**The task**:
List each line of the data that holds the string "struct", please.

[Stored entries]
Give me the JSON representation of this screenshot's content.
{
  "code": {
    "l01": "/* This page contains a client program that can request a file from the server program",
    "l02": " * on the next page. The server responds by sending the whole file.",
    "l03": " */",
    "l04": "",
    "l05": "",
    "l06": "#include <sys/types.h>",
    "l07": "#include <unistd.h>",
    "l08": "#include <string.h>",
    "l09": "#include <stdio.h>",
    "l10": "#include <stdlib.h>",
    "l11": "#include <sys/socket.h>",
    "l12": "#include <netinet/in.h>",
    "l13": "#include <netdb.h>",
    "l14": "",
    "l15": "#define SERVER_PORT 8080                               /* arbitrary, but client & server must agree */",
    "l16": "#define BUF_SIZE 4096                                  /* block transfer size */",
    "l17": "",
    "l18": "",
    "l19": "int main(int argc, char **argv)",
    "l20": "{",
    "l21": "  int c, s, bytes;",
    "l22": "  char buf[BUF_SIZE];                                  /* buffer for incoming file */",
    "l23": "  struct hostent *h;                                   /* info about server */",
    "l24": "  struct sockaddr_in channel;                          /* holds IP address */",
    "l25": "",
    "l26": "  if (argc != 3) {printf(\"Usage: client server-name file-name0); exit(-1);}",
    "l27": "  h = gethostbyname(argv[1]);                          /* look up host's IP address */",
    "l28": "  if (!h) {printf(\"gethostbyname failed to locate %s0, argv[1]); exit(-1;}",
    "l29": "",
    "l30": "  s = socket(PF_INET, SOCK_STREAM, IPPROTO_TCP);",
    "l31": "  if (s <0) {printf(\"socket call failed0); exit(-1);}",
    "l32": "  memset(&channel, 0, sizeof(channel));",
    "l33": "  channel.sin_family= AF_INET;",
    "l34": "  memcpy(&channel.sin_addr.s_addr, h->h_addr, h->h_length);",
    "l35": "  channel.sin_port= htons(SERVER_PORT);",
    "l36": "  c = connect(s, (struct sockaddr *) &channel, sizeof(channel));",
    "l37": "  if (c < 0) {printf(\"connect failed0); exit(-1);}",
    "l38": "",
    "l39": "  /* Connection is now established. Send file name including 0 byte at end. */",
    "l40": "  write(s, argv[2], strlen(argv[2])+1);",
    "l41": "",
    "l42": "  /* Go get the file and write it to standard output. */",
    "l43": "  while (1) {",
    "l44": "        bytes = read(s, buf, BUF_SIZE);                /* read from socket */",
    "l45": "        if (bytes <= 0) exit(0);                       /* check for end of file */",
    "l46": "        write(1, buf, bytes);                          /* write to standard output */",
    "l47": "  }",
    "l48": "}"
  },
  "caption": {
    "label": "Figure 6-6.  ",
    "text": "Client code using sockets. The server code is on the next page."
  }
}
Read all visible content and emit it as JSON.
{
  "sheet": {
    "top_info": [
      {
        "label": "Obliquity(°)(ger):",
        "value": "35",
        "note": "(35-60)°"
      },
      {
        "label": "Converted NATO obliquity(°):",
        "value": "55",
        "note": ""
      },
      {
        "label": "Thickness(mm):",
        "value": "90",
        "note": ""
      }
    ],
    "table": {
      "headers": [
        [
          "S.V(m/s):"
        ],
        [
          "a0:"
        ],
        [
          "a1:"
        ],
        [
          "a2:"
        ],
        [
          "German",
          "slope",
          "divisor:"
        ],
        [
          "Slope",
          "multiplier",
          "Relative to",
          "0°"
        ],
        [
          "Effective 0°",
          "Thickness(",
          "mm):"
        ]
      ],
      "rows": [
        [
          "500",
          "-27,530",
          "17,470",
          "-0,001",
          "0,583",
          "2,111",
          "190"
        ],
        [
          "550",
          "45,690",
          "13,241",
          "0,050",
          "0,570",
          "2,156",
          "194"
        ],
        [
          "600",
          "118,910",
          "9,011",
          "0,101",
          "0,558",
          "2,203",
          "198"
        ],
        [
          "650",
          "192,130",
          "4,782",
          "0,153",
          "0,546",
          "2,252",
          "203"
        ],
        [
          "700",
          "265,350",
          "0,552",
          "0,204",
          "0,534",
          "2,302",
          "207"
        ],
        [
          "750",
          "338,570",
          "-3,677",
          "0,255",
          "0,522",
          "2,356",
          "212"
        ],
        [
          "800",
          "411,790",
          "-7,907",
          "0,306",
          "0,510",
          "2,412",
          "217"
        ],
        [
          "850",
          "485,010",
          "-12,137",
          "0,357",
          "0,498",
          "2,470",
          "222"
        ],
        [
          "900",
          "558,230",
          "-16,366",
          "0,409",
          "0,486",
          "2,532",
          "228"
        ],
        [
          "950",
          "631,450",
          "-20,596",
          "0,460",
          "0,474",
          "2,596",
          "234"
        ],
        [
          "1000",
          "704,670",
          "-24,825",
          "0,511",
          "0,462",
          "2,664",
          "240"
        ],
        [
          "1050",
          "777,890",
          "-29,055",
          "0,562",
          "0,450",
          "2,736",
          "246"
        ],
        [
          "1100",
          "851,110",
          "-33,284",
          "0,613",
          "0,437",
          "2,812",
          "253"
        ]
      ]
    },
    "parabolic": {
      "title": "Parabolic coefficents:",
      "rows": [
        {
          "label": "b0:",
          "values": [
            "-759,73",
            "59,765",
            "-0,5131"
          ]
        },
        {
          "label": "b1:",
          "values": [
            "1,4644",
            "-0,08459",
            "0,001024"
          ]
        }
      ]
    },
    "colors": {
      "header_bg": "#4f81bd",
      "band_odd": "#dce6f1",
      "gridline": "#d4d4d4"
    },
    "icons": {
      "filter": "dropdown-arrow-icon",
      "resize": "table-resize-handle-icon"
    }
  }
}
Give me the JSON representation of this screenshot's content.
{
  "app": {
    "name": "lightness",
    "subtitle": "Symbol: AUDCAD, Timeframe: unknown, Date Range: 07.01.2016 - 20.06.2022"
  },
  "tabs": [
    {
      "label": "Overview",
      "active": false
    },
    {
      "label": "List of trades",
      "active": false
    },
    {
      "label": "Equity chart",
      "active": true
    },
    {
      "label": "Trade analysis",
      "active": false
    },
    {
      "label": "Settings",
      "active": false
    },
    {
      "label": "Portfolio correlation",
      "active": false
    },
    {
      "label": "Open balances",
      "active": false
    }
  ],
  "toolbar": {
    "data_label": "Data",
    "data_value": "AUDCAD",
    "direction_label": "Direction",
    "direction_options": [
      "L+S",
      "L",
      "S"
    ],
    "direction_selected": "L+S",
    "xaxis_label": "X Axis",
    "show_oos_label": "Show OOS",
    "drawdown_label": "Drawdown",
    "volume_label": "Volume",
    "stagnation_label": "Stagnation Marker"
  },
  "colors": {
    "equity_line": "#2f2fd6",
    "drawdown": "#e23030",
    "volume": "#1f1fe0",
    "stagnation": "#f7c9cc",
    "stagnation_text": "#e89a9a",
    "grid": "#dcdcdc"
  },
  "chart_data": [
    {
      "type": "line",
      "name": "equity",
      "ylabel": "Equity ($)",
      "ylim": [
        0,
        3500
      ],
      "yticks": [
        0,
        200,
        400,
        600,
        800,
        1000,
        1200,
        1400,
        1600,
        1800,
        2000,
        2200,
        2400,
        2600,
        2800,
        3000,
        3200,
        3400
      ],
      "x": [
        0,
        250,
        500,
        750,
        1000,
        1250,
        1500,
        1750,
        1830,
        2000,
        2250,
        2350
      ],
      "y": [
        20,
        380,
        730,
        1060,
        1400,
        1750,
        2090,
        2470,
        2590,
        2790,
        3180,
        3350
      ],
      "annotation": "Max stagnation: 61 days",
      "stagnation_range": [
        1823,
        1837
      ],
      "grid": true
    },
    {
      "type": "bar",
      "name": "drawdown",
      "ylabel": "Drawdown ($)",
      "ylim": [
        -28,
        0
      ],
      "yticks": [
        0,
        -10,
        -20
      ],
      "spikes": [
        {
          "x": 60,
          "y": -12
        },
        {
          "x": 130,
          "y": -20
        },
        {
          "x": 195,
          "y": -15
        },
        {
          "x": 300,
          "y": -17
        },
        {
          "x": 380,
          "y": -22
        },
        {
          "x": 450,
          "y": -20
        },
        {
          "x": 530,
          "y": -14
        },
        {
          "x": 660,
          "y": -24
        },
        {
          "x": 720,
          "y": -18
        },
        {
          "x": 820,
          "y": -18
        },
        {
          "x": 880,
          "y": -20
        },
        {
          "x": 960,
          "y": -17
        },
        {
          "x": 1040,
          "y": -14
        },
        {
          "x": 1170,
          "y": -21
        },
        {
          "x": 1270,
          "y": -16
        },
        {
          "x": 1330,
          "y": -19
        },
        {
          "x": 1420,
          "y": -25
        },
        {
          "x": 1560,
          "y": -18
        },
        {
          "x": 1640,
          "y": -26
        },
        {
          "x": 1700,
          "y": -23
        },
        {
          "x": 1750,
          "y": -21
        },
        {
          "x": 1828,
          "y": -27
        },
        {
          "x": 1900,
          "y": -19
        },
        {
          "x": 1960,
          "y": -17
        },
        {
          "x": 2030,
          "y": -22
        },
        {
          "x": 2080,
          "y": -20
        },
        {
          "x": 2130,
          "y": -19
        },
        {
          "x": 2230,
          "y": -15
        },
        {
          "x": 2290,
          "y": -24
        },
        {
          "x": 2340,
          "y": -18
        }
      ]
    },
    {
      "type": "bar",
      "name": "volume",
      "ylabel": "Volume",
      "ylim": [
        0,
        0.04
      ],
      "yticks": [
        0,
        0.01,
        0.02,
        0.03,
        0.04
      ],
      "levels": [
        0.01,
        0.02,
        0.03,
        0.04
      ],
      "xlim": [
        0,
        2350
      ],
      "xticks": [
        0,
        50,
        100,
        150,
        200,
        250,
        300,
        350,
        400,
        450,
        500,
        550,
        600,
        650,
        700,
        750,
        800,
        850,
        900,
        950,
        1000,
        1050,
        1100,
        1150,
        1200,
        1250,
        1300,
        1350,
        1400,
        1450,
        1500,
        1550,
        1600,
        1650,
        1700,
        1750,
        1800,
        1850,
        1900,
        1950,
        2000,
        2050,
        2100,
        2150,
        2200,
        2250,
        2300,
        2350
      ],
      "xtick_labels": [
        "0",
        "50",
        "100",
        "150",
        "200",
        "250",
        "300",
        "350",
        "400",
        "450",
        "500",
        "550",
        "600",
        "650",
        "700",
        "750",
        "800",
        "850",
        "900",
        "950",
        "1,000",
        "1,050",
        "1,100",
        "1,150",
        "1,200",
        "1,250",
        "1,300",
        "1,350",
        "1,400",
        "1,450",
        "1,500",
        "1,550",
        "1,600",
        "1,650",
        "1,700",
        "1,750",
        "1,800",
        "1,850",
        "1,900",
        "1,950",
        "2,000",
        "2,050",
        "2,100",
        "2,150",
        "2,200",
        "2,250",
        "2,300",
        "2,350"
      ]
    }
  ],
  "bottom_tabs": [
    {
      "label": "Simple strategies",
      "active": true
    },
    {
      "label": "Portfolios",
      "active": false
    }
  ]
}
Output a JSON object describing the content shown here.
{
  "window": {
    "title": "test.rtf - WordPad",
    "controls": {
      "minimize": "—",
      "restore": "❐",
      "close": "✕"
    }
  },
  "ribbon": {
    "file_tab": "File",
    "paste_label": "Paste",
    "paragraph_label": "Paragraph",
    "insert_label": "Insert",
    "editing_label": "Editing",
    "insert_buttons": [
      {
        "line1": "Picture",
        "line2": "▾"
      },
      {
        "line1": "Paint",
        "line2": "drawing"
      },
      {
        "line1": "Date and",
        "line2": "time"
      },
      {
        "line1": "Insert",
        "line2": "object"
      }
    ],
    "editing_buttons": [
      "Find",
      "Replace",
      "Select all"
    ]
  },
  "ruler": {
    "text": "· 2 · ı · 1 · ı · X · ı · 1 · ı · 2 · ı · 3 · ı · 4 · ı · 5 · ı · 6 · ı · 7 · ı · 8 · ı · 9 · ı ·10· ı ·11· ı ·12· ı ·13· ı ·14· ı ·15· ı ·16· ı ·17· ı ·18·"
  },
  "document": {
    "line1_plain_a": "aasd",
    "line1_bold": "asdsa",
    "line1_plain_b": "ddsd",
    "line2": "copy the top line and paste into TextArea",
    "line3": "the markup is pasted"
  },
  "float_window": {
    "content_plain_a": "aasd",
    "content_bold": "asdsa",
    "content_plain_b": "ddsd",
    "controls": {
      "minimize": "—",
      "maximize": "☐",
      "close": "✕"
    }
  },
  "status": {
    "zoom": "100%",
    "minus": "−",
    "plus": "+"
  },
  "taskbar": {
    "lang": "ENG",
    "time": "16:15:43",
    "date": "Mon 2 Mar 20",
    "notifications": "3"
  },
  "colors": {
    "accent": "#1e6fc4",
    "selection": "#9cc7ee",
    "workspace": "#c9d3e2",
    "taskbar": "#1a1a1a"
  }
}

**The response**:
    "l23": "  struct hostent *h;                                   /* info about server */",
    "l24": "  struct sockaddr_in channel;                          /* holds IP address */",
    "l36": "  c = connect(s, (struct sockaddr *) &channel, sizeof(channel));",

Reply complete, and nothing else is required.